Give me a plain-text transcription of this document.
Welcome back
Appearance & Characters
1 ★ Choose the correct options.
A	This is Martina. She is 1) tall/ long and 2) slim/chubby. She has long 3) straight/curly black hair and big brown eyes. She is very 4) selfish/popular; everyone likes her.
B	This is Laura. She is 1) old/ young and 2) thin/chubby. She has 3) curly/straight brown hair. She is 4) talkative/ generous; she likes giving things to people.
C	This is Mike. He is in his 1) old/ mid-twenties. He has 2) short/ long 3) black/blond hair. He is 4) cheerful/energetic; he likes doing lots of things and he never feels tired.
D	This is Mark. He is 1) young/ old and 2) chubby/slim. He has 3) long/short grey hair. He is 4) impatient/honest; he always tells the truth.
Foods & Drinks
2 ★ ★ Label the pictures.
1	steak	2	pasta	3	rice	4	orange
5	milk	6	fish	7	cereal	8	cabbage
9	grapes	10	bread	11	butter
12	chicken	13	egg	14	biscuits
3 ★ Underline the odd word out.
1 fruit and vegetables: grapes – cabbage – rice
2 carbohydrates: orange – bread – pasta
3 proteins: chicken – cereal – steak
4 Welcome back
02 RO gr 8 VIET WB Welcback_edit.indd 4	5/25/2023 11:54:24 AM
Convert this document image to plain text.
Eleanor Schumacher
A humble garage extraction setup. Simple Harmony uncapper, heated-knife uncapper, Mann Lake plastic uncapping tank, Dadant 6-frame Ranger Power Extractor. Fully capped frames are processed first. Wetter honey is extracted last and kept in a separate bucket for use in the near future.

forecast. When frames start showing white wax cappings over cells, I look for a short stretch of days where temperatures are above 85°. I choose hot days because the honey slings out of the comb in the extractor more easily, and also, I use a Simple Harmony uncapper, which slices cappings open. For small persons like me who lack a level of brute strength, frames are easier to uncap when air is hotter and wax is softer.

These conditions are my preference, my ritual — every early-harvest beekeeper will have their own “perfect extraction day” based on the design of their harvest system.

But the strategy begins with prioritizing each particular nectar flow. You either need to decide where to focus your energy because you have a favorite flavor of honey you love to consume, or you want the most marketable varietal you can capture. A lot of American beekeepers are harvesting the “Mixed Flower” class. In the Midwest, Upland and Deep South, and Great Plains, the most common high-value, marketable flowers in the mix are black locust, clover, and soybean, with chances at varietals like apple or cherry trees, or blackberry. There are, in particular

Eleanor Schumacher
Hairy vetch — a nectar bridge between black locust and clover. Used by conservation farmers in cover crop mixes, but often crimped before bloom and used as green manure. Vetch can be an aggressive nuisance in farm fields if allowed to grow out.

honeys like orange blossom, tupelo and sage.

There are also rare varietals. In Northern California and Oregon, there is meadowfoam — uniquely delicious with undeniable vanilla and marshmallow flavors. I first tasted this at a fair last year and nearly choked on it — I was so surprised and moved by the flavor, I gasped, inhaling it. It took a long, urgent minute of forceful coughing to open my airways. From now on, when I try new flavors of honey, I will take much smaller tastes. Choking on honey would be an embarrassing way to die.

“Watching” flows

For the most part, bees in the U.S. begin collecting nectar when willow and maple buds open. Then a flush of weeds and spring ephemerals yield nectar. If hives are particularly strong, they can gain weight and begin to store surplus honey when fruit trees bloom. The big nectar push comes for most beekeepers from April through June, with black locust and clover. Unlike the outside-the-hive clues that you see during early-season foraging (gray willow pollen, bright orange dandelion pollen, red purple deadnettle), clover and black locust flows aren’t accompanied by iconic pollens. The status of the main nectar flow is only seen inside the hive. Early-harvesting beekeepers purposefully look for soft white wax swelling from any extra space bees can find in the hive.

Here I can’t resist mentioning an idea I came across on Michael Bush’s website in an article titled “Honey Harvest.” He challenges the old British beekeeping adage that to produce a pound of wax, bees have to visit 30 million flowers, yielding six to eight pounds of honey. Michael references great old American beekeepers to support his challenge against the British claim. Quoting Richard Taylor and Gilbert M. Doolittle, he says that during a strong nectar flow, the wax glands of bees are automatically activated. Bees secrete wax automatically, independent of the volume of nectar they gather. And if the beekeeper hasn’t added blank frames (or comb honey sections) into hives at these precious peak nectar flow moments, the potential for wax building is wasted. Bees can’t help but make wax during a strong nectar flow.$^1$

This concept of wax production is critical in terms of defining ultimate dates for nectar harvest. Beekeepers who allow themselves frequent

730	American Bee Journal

_ _ _ _

- _EXERCISE_:
Exactly as written, copy out all the entries above.

- _REPLY_:
Give me a plain-text transcription of this document.
Welcome back
Appearance & Characters
1 ★ Choose the correct options.
A	This is Martina. She is 1) tall/ long and 2) slim/chubby. She has long 3) straight/curly black hair and big brown eyes. She is very 4) selfish/popular; everyone likes her.
B	This is Laura. She is 1) old/ young and 2) thin/chubby. She has 3) curly/straight brown hair. She is 4) talkative/ generous; she likes giving things to people.
C	This is Mike. He is in his 1) old/ mid-twenties. He has 2) short/ long 3) black/blond hair. He is 4) cheerful/energetic; he likes doing lots of things and he never feels tired.
D	This is Mark. He is 1) young/ old and 2) chubby/slim. He has 3) long/short grey hair. He is 4) impatient/honest; he always tells the truth.
Foods & Drinks
2 ★ ★ Label the pictures.
1	steak	2	pasta	3	rice	4	orange
5	milk	6	fish	7	cereal	8	cabbage
9	grapes	10	bread	11	butter
12	chicken	13	egg	14	biscuits
3 ★ Underline the odd word out.
1 fruit and vegetables: grapes – cabbage – rice
2 carbohydrates: orange – bread – pasta
3 proteins: chicken – cereal – steak
4 Welcome back
02 RO gr 8 VIET WB Welcback_edit.indd 4	5/25/2023 11:54:24 AM
Convert this document image to plain text.
Eleanor Schumacher
A humble garage extraction setup. Simple Harmony uncapper, heated-knife uncapper, Mann Lake plastic uncapping tank, Dadant 6-frame Ranger Power Extractor. Fully capped frames are processed first. Wetter honey is extracted last and kept in a separate bucket for use in the near future.

forecast. When frames start showing white wax cappings over cells, I look for a short stretch of days where temperatures are above 85°. I choose hot days because the honey slings out of the comb in the extractor more easily, and also, I use a Simple Harmony uncapper, which slices cappings open. For small persons like me who lack a level of brute strength, frames are easier to uncap when air is hotter and wax is softer.

These conditions are my preference, my ritual — every early-harvest beekeeper will have their own “perfect extraction day” based on the design of their harvest system.

But the strategy begins with prioritizing each particular nectar flow. You either need to decide where to focus your energy because you have a favorite flavor of honey you love to consume, or you want the most marketable varietal you can capture. A lot of American beekeepers are harvesting the “Mixed Flower” class. In the Midwest, Upland and Deep South, and Great Plains, the most common high-value, marketable flowers in the mix are black locust, clover, and soybean, with chances at varietals like apple or cherry trees, or blackberry. There are, in particular

Eleanor Schumacher
Hairy vetch — a nectar bridge between black locust and clover. Used by conservation farmers in cover crop mixes, but often crimped before bloom and used as green manure. Vetch can be an aggressive nuisance in farm fields if allowed to grow out.

honeys like orange blossom, tupelo and sage.

There are also rare varietals. In Northern California and Oregon, there is meadowfoam — uniquely delicious with undeniable vanilla and marshmallow flavors. I first tasted this at a fair last year and nearly choked on it — I was so surprised and moved by the flavor, I gasped, inhaling it. It took a long, urgent minute of forceful coughing to open my airways. From now on, when I try new flavors of honey, I will take much smaller tastes. Choking on honey would be an embarrassing way to die.

“Watching” flows

For the most part, bees in the U.S. begin collecting nectar when willow and maple buds open. Then a flush of weeds and spring ephemerals yield nectar. If hives are particularly strong, they can gain weight and begin to store surplus honey when fruit trees bloom. The big nectar push comes for most beekeepers from April through June, with black locust and clover. Unlike the outside-the-hive clues that you see during early-season foraging (gray willow pollen, bright orange dandelion pollen, red purple deadnettle), clover and black locust flows aren’t accompanied by iconic pollens. The status of the main nectar flow is only seen inside the hive. Early-harvesting beekeepers purposefully look for soft white wax swelling from any extra space bees can find in the hive.

Here I can’t resist mentioning an idea I came across on Michael Bush’s website in an article titled “Honey Harvest.” He challenges the old British beekeeping adage that to produce a pound of wax, bees have to visit 30 million flowers, yielding six to eight pounds of honey. Michael references great old American beekeepers to support his challenge against the British claim. Quoting Richard Taylor and Gilbert M. Doolittle, he says that during a strong nectar flow, the wax glands of bees are automatically activated. Bees secrete wax automatically, independent of the volume of nectar they gather. And if the beekeeper hasn’t added blank frames (or comb honey sections) into hives at these precious peak nectar flow moments, the potential for wax building is wasted. Bees can’t help but make wax during a strong nectar flow.$^1$

This concept of wax production is critical in terms of defining ultimate dates for nectar harvest. Beekeepers who allow themselves frequent

730	American Bee Journal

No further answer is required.